***** Material supplied *****

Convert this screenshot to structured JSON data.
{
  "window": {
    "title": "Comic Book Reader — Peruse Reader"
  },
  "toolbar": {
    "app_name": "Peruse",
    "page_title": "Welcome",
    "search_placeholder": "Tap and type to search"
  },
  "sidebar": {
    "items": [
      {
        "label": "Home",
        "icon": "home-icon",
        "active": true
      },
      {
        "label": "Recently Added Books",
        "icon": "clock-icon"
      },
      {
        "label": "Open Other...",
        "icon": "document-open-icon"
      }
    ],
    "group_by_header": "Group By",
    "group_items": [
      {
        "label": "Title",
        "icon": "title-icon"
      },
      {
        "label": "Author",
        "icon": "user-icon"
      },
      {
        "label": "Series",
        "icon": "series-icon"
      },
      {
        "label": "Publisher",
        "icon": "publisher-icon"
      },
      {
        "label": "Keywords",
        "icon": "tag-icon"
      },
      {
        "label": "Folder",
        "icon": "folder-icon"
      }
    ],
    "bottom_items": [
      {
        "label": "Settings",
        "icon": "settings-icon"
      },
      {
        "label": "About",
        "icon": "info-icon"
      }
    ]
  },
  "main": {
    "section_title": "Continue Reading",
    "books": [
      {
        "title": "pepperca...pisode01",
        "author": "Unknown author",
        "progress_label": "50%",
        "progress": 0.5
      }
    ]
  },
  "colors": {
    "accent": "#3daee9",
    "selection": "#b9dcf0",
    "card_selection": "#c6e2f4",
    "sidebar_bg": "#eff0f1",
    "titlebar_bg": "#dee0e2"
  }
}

*****

> [Directions for this task] Extract all of the data shown above and repeat it verbatim.

> [Task response]
Convert this screenshot to structured JSON data.
{
  "window": {
    "title": "Comic Book Reader — Peruse Reader"
  },
  "toolbar": {
    "app_name": "Peruse",
    "page_title": "Welcome",
    "search_placeholder": "Tap and type to search"
  },
  "sidebar": {
    "items": [
      {
        "label": "Home",
        "icon": "home-icon",
        "active": true
      },
      {
        "label": "Recently Added Books",
        "icon": "clock-icon"
      },
      {
        "label": "Open Other...",
        "icon": "document-open-icon"
      }
    ],
    "group_by_header": "Group By",
    "group_items": [
      {
        "label": "Title",
        "icon": "title-icon"
      },
      {
        "label": "Author",
        "icon": "user-icon"
      },
      {
        "label": "Series",
        "icon": "series-icon"
      },
      {
        "label": "Publisher",
        "icon": "publisher-icon"
      },
      {
        "label": "Keywords",
        "icon": "tag-icon"
      },
      {
        "label": "Folder",
        "icon": "folder-icon"
      }
    ],
    "bottom_items": [
      {
        "label": "Settings",
        "icon": "settings-icon"
      },
      {
        "label": "About",
        "icon": "info-icon"
      }
    ]
  },
  "main": {
    "section_title": "Continue Reading",
    "books": [
      {
        "title": "pepperca...pisode01",
        "author": "Unknown author",
        "progress_label": "50%",
        "progress": 0.5
      }
    ]
  },
  "colors": {
    "accent": "#3daee9",
    "selection": "#b9dcf0",
    "card_selection": "#c6e2f4",
    "sidebar_bg": "#eff0f1",
    "titlebar_bg": "#dee0e2"
  }
}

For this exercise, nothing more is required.